# [EXTRACTED INFORMATION]
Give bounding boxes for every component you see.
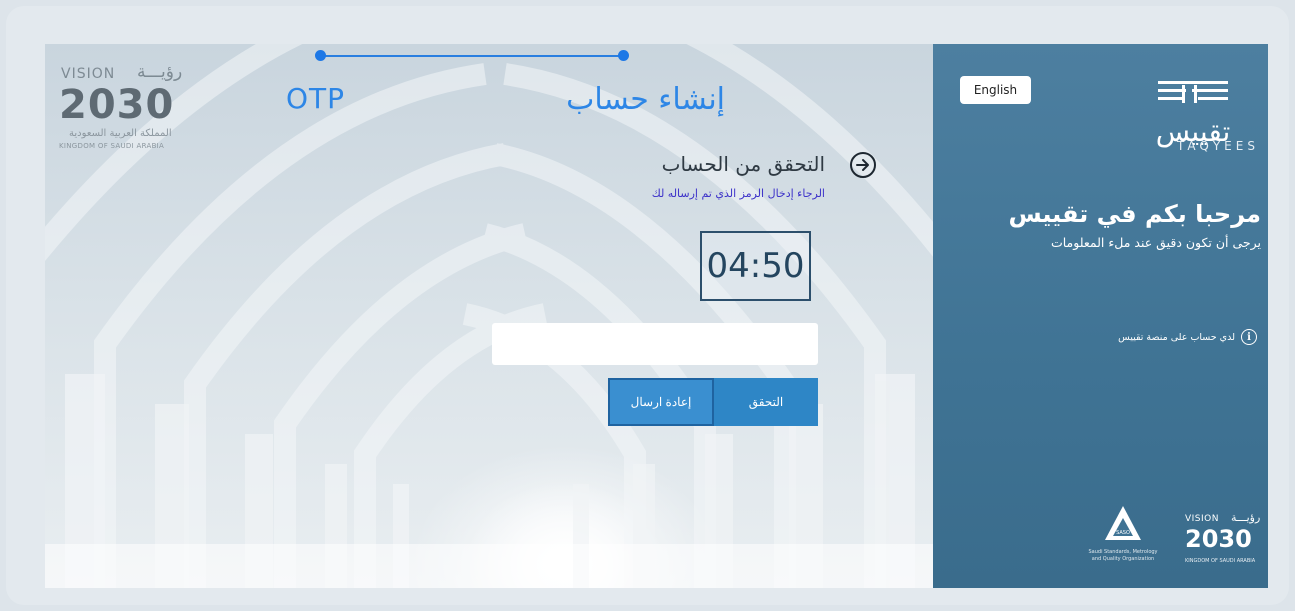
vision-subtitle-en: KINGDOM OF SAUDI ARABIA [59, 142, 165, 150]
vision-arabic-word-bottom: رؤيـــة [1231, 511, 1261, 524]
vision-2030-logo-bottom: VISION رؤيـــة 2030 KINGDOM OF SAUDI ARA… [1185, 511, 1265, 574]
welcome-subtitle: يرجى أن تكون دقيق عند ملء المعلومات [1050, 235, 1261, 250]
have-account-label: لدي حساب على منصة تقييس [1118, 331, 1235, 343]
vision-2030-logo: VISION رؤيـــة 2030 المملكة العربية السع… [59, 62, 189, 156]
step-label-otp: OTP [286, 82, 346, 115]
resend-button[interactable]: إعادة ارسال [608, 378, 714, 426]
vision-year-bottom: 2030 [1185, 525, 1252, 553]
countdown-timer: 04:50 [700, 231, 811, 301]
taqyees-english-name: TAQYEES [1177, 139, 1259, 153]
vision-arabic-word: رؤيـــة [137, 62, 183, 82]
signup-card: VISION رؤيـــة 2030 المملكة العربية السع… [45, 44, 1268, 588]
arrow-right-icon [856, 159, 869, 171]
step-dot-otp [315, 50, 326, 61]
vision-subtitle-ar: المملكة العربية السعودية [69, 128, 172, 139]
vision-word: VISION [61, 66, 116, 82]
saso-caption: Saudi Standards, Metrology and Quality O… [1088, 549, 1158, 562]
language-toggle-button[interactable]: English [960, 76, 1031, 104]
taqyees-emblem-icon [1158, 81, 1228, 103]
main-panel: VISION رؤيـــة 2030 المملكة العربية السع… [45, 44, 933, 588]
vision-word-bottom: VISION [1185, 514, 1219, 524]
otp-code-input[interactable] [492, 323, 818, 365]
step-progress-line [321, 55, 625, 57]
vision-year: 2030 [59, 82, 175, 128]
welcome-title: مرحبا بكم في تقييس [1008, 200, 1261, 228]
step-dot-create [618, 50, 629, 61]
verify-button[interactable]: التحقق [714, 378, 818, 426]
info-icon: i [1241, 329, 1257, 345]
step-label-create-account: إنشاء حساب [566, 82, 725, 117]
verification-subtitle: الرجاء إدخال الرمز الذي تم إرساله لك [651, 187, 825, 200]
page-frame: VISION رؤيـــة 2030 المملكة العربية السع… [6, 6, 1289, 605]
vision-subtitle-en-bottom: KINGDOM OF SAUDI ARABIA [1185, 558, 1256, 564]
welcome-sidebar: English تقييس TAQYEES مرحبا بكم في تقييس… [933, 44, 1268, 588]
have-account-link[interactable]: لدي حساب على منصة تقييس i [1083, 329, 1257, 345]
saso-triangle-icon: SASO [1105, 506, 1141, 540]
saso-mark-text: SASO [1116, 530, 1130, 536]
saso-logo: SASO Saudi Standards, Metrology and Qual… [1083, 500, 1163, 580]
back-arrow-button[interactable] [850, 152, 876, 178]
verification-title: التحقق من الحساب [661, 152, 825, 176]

# [SET EXERCISE]
Repeat every line of the records above verbatim, leaving out the pictures.

# [SOLVED PROBLEM]
Give bounding boxes for every component you see.
vision-subtitle-en: KINGDOM OF SAUDI ARABIA [59, 142, 165, 150]
vision-arabic-word-bottom: رؤيـــة [1231, 511, 1261, 524]
vision-2030-logo-bottom: VISION رؤيـــة 2030 KINGDOM OF SAUDI ARA… [1185, 511, 1265, 574]
welcome-subtitle: يرجى أن تكون دقيق عند ملء المعلومات [1050, 235, 1261, 250]
have-account-label: لدي حساب على منصة تقييس [1118, 331, 1235, 343]
vision-2030-logo: VISION رؤيـــة 2030 المملكة العربية السع… [59, 62, 189, 156]
step-label-otp: OTP [286, 82, 346, 115]
resend-button[interactable]: إعادة ارسال [608, 378, 714, 426]
vision-year-bottom: 2030 [1185, 525, 1252, 553]
countdown-timer: 04:50 [700, 231, 811, 301]
taqyees-english-name: TAQYEES [1177, 139, 1259, 153]
vision-arabic-word: رؤيـــة [137, 62, 183, 82]
signup-card: VISION رؤيـــة 2030 المملكة العربية السع… [45, 44, 1268, 588]
arrow-right-icon [856, 159, 869, 171]
step-dot-otp [315, 50, 326, 61]
vision-subtitle-ar: المملكة العربية السعودية [69, 128, 172, 139]
vision-word: VISION [61, 66, 116, 82]
saso-caption: Saudi Standards, Metrology and Quality O… [1088, 549, 1158, 562]
language-toggle-button[interactable]: English [960, 76, 1031, 104]
taqyees-emblem-icon [1158, 81, 1228, 103]
main-panel: VISION رؤيـــة 2030 المملكة العربية السع… [45, 44, 933, 588]
vision-word-bottom: VISION [1185, 514, 1219, 524]
otp-code-input[interactable] [492, 323, 818, 365]
step-progress-line [321, 55, 625, 57]
vision-year: 2030 [59, 82, 175, 128]
welcome-title: مرحبا بكم في تقييس [1008, 200, 1261, 228]
step-dot-create [618, 50, 629, 61]
verify-button[interactable]: التحقق [714, 378, 818, 426]
info-icon: i [1241, 329, 1257, 345]
step-label-create-account: إنشاء حساب [566, 82, 725, 117]
verification-subtitle: الرجاء إدخال الرمز الذي تم إرساله لك [651, 187, 825, 200]
page-frame: VISION رؤيـــة 2030 المملكة العربية السع… [6, 6, 1289, 605]
vision-subtitle-en-bottom: KINGDOM OF SAUDI ARABIA [1185, 558, 1256, 564]
welcome-sidebar: English تقييس TAQYEES مرحبا بكم في تقييس… [933, 44, 1268, 588]
have-account-link[interactable]: لدي حساب على منصة تقييس i [1083, 329, 1257, 345]
saso-triangle-icon: SASO [1105, 506, 1141, 540]
saso-mark-text: SASO [1116, 530, 1130, 536]
saso-logo: SASO Saudi Standards, Metrology and Qual… [1083, 500, 1163, 580]
back-arrow-button[interactable] [850, 152, 876, 178]
verification-title: التحقق من الحساب [661, 152, 825, 176]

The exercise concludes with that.